§ PROVIDED RECORDS
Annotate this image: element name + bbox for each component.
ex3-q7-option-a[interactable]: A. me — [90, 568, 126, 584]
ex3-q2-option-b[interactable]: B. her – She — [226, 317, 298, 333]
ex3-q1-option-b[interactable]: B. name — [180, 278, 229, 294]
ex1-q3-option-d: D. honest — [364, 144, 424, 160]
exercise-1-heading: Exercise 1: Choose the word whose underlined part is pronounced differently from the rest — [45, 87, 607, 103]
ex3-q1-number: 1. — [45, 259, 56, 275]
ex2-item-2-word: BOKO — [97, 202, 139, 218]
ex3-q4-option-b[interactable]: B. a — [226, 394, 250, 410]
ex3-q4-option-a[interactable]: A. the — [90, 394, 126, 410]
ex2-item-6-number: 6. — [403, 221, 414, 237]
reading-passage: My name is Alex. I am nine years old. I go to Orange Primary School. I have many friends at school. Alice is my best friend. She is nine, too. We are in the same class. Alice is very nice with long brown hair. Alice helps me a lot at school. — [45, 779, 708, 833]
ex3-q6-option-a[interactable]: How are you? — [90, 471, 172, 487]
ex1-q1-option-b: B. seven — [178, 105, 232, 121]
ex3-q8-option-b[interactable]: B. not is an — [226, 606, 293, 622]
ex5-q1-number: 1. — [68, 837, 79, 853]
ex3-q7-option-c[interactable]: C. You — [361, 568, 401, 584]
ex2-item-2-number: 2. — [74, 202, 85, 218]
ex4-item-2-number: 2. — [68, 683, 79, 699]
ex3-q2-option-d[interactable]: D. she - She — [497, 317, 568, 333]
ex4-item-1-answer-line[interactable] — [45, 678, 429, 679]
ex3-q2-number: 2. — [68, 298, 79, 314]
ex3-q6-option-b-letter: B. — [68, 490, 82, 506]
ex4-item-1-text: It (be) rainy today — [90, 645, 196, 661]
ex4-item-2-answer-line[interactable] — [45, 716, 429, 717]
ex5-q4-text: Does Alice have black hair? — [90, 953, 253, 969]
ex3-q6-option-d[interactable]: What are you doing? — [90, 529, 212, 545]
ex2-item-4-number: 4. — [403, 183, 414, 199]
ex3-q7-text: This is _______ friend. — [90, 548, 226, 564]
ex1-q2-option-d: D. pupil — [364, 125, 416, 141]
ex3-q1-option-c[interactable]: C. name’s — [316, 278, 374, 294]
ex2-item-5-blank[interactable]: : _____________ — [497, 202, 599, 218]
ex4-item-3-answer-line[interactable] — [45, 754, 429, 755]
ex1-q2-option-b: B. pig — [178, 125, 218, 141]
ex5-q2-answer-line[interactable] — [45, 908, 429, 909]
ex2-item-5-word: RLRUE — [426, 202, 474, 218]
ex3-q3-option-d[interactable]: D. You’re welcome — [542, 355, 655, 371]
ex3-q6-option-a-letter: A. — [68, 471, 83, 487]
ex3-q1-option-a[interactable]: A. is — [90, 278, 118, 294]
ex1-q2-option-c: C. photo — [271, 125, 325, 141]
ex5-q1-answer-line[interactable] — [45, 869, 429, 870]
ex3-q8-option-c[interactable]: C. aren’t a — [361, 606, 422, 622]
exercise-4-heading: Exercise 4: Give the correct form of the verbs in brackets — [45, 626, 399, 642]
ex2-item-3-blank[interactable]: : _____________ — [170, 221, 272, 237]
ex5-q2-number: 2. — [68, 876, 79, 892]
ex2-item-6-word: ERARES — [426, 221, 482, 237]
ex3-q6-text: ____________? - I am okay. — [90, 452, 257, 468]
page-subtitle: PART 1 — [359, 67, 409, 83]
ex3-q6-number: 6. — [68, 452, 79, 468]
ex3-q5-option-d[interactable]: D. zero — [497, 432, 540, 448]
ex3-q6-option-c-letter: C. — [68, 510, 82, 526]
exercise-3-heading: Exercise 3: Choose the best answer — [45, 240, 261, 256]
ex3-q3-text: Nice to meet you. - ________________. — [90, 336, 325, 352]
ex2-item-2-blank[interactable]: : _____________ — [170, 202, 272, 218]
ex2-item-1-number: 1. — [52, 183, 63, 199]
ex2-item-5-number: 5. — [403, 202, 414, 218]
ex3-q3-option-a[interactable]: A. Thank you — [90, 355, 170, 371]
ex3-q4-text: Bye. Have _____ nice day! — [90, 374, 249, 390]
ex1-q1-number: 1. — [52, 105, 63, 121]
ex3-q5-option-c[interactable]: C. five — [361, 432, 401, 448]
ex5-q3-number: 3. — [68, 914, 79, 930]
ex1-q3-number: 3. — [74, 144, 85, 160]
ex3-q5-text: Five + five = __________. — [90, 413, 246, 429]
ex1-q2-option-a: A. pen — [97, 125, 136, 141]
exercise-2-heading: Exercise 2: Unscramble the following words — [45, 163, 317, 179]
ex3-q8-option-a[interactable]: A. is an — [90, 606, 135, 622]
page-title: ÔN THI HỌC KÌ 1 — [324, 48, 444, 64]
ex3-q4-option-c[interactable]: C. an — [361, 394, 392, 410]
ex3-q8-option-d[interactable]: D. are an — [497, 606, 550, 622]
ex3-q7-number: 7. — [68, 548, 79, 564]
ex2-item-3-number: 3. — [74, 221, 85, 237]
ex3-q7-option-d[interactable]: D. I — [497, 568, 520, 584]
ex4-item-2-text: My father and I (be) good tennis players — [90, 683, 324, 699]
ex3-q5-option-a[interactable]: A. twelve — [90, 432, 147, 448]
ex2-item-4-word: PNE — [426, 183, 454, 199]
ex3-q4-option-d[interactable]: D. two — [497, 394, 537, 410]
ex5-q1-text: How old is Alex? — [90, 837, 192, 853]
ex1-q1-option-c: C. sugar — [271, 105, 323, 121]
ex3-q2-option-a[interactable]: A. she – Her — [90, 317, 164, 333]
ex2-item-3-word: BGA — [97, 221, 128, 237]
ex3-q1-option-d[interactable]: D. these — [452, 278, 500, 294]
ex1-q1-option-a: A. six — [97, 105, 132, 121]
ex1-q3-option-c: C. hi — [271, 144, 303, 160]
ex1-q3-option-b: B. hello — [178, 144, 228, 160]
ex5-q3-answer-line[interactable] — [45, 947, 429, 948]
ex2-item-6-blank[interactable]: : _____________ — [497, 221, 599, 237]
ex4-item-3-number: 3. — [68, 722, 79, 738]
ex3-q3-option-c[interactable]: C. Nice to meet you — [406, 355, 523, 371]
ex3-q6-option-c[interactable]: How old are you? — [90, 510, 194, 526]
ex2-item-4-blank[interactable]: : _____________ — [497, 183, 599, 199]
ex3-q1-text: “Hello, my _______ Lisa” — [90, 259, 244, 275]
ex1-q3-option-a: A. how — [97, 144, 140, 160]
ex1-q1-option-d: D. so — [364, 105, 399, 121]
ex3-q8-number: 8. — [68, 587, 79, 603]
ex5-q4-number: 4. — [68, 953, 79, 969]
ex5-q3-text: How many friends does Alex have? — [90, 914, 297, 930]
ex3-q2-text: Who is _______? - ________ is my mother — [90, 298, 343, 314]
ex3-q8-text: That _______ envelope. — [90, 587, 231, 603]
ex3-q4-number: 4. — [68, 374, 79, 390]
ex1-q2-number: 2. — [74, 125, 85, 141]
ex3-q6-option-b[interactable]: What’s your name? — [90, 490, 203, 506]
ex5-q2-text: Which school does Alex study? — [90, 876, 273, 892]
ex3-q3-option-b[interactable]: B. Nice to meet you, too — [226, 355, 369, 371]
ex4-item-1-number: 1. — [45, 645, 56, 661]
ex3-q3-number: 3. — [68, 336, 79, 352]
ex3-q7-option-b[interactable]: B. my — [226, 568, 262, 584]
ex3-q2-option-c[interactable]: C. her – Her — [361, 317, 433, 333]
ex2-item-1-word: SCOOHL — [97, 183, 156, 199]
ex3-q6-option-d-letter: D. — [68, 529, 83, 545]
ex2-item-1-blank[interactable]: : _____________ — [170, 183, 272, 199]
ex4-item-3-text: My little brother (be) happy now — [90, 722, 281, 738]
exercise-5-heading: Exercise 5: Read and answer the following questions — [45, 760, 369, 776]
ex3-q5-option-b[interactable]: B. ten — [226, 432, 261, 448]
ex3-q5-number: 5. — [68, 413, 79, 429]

§ TASK DESCRIPTION
Rewrite the rows from the first line of the rows up to and including the line with "ex2-item-6-number: 6. — [403, 221, 414, 237]", changing "honest" to "hour" and leaving everything else as it is.

§ REPLY TO THE TASK
Annotate this image: element name + bbox for each component.
ex3-q7-option-a[interactable]: A. me — [90, 568, 126, 584]
ex3-q2-option-b[interactable]: B. her – She — [226, 317, 298, 333]
ex3-q1-option-b[interactable]: B. name — [180, 278, 229, 294]
ex1-q3-option-d: D. hour — [364, 144, 424, 160]
exercise-1-heading: Exercise 1: Choose the word whose underlined part is pronounced differently from the rest — [45, 87, 607, 103]
ex3-q1-number: 1. — [45, 259, 56, 275]
ex2-item-2-word: BOKO — [97, 202, 139, 218]
ex3-q4-option-b[interactable]: B. a — [226, 394, 250, 410]
ex3-q4-option-a[interactable]: A. the — [90, 394, 126, 410]
ex2-item-6-number: 6. — [403, 221, 414, 237]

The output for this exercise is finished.